**WORK TO COMPLETE**:
Return, exactly as they appear, the lines from the start of the records through the line holding "y-tick-label: Product Stewardship", inclusive.

Excerpts from a layout annotation set:
════

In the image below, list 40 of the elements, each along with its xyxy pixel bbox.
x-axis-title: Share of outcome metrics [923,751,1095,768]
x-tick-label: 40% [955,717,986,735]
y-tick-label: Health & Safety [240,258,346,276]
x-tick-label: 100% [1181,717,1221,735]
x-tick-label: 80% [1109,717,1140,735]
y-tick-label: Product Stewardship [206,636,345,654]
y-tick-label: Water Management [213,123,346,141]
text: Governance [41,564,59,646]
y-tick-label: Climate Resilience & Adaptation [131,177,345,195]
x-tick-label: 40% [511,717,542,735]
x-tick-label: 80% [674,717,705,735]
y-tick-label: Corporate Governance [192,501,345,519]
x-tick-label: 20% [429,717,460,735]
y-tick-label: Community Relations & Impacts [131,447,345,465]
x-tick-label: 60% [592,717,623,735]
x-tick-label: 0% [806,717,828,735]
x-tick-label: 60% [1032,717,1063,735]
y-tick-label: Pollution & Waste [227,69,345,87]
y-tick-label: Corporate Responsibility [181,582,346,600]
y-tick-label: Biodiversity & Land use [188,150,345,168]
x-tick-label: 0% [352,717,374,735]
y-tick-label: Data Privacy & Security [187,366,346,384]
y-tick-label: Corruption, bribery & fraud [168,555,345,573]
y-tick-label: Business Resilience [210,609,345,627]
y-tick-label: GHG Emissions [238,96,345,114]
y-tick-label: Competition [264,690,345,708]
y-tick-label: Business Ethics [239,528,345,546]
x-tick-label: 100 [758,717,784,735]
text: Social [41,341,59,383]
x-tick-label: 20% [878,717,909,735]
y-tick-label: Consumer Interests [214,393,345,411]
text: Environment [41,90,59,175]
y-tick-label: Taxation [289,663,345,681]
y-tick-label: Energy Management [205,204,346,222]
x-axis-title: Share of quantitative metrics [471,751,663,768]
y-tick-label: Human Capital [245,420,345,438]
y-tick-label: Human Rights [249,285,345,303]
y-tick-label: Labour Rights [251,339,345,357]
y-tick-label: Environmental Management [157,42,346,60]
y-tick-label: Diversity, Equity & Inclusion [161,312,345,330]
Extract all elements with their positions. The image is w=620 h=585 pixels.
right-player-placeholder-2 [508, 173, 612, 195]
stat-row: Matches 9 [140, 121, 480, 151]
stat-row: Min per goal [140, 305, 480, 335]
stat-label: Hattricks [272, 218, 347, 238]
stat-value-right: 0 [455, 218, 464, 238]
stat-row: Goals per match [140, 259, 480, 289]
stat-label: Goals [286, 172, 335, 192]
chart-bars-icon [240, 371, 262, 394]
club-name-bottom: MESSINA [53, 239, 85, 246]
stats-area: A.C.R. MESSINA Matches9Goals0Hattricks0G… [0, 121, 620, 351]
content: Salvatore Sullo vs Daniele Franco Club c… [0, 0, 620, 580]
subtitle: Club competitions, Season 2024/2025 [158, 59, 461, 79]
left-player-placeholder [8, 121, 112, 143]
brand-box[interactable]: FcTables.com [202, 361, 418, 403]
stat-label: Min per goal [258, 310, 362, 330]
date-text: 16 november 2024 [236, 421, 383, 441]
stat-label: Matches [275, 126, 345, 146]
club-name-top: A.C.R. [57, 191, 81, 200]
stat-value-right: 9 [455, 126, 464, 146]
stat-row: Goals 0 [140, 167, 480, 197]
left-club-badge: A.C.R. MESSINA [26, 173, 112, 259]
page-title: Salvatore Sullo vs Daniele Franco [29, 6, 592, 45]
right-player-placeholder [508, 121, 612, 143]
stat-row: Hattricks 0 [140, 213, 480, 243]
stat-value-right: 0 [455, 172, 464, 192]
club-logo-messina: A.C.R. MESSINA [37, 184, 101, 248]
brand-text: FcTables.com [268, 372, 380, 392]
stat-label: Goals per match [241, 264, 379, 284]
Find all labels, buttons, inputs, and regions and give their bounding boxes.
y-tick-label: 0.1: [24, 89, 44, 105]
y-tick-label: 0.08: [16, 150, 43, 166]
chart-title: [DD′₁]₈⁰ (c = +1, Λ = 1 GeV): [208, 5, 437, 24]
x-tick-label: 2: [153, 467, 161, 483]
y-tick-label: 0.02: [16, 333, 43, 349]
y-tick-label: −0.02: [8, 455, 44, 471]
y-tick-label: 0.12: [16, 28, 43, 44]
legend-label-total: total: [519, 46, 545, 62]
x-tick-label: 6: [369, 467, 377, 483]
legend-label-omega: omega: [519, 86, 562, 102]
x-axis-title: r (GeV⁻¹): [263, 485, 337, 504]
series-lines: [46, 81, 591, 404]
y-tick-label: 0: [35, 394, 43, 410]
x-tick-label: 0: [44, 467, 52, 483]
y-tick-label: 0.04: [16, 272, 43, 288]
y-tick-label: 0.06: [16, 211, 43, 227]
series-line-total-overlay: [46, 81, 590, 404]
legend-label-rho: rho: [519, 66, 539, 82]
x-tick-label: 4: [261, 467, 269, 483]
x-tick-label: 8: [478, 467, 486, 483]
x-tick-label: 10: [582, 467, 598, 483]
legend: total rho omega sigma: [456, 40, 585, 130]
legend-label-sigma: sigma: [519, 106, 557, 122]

════

**RESULT BELOW**:
In the image below, list 40 of the elements, each along with its xyxy pixel bbox.
x-axis-title: Share of outcome metrics [923,751,1095,768]
x-tick-label: 40% [955,717,986,735]
y-tick-label: Health & Safety [240,258,346,276]
x-tick-label: 100% [1181,717,1221,735]
x-tick-label: 80% [1109,717,1140,735]
y-tick-label: Product Stewardship [206,636,345,654]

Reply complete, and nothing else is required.